:: Set problem ::
Show every line below where "suatu" can be found.

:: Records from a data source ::
'''

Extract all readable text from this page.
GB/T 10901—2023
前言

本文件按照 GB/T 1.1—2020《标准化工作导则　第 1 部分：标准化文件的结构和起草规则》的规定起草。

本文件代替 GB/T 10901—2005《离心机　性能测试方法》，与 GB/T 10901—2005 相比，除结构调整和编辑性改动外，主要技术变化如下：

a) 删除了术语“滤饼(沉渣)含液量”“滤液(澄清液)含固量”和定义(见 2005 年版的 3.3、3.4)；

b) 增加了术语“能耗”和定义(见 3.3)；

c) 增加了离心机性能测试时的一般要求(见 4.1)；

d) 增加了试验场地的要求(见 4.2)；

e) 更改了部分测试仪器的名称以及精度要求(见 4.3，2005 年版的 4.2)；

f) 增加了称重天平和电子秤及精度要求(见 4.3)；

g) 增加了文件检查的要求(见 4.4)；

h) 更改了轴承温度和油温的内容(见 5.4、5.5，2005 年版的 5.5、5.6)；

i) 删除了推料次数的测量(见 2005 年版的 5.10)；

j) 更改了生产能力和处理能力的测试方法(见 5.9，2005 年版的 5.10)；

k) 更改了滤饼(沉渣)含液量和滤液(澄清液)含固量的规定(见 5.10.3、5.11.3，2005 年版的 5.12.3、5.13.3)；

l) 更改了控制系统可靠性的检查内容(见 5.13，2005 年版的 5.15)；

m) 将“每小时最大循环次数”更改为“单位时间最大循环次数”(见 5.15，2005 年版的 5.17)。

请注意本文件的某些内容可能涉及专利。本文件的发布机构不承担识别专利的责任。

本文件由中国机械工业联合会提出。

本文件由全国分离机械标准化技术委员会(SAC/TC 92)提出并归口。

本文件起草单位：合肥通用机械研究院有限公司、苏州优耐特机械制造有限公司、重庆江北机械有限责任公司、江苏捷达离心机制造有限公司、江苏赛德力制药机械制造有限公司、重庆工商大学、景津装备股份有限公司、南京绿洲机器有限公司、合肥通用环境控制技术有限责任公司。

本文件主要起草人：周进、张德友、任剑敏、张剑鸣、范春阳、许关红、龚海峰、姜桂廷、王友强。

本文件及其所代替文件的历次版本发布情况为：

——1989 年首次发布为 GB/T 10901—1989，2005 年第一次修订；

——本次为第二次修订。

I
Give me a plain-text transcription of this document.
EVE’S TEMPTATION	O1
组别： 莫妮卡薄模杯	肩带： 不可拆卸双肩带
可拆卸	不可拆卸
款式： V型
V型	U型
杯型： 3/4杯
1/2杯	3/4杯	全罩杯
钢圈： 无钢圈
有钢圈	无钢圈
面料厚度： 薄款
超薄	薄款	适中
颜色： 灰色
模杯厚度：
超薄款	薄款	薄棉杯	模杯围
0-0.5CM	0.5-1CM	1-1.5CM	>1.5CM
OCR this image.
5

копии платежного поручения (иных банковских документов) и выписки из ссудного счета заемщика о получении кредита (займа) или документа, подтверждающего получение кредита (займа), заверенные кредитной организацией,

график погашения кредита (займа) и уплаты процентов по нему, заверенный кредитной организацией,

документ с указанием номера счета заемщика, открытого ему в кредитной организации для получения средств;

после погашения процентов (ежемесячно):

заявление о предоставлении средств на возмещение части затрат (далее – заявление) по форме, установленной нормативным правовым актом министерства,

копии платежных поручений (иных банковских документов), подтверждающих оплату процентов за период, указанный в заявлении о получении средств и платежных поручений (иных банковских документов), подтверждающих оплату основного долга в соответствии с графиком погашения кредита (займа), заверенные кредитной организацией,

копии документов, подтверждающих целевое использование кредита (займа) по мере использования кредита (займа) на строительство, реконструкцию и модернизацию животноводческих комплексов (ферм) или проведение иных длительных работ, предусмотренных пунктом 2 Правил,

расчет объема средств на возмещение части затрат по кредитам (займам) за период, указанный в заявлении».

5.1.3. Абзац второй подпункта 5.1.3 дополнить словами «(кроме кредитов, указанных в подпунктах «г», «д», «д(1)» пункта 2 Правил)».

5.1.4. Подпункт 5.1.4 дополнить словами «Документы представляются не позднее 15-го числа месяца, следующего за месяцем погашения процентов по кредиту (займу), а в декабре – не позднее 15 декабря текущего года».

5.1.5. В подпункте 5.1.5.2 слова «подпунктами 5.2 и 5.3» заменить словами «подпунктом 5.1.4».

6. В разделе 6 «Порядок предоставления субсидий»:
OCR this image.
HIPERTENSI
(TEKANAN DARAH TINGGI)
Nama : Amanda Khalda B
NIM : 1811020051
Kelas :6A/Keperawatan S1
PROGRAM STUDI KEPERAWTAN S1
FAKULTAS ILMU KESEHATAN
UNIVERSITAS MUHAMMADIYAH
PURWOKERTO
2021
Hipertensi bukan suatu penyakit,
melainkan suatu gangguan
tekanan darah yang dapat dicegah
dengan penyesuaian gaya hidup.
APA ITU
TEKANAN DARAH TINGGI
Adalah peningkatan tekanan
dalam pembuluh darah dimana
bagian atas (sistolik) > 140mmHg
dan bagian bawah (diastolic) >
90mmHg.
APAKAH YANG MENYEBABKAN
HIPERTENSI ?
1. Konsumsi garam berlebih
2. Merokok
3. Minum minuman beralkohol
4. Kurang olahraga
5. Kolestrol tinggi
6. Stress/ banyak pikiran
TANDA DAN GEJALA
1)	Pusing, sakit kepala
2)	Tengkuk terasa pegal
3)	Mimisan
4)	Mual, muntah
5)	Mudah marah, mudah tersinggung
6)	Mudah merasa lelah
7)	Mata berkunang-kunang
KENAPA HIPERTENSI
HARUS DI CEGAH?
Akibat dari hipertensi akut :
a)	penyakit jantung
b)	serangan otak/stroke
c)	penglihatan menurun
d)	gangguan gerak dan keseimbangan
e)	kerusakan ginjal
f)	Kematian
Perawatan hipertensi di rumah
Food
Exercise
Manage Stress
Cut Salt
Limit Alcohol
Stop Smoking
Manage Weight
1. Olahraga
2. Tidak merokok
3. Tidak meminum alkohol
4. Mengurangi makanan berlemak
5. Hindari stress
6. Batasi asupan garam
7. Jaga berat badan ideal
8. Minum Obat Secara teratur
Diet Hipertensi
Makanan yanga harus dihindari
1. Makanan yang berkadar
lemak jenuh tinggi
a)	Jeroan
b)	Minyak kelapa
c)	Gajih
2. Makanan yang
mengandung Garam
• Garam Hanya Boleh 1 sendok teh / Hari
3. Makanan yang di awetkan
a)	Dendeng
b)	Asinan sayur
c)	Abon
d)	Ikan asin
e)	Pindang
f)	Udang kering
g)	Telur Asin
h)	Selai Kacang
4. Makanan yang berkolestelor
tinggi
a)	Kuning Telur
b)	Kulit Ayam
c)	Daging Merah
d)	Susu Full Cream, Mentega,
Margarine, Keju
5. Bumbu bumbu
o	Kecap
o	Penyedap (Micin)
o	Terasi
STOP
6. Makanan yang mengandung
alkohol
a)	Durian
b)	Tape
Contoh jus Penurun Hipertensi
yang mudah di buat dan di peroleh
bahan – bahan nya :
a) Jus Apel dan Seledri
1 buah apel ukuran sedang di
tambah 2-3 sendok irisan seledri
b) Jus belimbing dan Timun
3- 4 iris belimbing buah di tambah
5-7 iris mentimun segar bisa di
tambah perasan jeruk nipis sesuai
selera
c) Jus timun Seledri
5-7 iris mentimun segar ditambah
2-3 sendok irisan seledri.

'''

:: Worked answer ::
Hipertensi bukan suatu penyakit,
melainkan suatu gangguan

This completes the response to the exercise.